__Goal of the exercise__. Extract the lines that hold the string "JSON".

═══ Listing ═══

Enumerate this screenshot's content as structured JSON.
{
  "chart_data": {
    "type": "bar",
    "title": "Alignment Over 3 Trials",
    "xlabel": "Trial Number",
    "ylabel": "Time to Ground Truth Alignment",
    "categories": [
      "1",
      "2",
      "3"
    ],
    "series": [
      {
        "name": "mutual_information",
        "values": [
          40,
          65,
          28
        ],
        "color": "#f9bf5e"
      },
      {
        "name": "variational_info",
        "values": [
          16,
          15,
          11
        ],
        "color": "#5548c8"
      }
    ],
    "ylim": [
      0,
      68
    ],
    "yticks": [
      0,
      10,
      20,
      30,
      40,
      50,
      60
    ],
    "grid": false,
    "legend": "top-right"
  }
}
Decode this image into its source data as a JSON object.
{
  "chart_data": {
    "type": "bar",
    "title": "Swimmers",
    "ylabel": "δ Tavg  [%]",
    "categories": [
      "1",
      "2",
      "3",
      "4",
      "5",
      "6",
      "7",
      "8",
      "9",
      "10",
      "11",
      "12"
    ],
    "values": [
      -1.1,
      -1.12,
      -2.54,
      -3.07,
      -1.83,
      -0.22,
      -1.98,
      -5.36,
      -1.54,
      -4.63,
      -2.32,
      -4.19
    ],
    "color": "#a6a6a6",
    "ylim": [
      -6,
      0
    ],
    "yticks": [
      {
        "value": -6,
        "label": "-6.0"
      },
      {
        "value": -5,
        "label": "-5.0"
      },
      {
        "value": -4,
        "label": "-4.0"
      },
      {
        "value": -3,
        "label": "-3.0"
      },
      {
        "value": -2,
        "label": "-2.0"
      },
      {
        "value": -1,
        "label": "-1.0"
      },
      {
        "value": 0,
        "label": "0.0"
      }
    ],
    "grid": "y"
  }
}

═══
═══ Listing ═══

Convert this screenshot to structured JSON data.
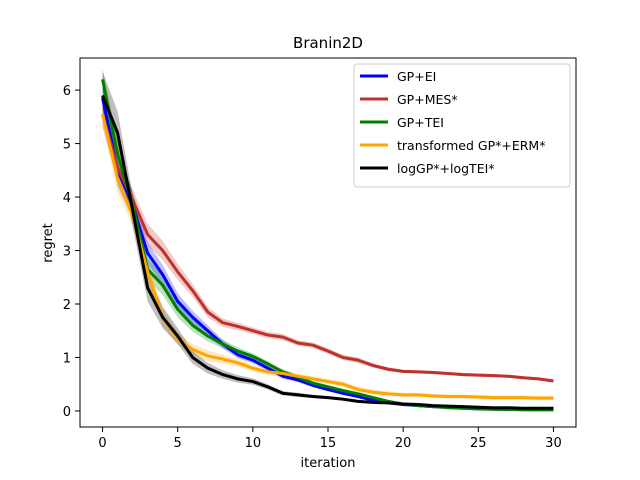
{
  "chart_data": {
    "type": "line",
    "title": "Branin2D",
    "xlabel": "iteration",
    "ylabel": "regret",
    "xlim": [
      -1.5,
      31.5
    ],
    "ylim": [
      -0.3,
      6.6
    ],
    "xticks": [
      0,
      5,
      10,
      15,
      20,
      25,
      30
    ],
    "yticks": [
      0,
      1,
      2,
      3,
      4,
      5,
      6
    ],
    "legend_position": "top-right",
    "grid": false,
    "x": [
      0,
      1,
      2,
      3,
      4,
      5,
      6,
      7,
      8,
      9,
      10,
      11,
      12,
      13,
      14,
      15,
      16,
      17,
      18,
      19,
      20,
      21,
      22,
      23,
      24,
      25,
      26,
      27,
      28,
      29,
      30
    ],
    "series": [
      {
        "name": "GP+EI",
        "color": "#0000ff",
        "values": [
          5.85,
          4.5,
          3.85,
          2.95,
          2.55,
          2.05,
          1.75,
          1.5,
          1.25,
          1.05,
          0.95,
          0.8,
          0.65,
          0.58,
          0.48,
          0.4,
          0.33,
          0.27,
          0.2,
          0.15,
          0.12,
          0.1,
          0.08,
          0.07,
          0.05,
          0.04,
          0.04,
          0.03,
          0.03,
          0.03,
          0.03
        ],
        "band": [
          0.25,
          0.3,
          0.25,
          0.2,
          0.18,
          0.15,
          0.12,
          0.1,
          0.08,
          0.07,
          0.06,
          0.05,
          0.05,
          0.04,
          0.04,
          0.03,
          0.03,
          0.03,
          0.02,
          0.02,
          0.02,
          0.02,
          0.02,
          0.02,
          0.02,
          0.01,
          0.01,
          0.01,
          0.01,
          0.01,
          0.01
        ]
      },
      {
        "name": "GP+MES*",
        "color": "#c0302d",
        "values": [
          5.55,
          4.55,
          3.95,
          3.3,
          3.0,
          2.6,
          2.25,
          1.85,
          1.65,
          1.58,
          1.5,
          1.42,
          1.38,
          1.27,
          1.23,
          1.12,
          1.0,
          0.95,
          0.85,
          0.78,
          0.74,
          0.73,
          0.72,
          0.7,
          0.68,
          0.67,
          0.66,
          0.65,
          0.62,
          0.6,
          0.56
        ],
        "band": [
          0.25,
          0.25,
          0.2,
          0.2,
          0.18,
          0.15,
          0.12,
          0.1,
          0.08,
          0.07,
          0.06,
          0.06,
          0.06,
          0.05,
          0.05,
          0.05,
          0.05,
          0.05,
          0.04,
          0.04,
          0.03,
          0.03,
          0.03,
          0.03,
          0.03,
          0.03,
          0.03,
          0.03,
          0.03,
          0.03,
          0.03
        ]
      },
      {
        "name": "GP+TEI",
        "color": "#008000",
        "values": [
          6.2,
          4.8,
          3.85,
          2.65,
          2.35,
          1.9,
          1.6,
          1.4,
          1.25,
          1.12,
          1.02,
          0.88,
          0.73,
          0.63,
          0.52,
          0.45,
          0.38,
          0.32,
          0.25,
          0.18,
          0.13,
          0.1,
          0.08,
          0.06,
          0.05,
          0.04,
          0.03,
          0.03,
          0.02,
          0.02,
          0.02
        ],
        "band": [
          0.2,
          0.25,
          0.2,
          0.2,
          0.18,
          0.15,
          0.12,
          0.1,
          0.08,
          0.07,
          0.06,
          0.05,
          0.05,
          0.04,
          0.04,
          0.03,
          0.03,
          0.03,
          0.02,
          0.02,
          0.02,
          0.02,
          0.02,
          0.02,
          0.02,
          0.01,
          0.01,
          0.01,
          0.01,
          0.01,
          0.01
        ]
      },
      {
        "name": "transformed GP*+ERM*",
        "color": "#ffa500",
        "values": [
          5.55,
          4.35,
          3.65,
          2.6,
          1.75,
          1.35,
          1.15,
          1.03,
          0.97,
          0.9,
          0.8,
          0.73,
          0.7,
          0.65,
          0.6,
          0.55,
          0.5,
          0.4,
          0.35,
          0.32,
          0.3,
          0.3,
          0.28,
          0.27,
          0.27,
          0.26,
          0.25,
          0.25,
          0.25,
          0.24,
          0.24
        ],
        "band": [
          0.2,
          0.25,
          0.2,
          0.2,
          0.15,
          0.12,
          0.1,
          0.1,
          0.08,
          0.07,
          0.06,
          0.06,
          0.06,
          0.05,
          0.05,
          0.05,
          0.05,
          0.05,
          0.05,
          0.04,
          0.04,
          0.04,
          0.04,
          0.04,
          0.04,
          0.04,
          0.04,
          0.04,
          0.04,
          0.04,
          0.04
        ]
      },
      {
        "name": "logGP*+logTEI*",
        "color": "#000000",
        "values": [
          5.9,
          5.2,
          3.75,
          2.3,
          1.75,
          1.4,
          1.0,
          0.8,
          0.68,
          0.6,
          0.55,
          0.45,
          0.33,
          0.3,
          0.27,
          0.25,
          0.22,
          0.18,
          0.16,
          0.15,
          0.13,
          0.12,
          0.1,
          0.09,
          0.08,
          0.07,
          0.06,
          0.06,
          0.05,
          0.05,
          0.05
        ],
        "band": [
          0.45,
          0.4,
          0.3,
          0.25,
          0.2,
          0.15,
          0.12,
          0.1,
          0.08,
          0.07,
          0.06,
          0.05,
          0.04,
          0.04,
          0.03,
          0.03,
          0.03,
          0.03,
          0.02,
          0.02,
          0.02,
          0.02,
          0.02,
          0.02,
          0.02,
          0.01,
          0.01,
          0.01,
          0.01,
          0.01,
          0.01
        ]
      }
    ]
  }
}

═══

__Task response__.
Enumerate this screenshot's content as structured JSON.
Decode this image into its source data as a JSON object.
Convert this screenshot to structured JSON data.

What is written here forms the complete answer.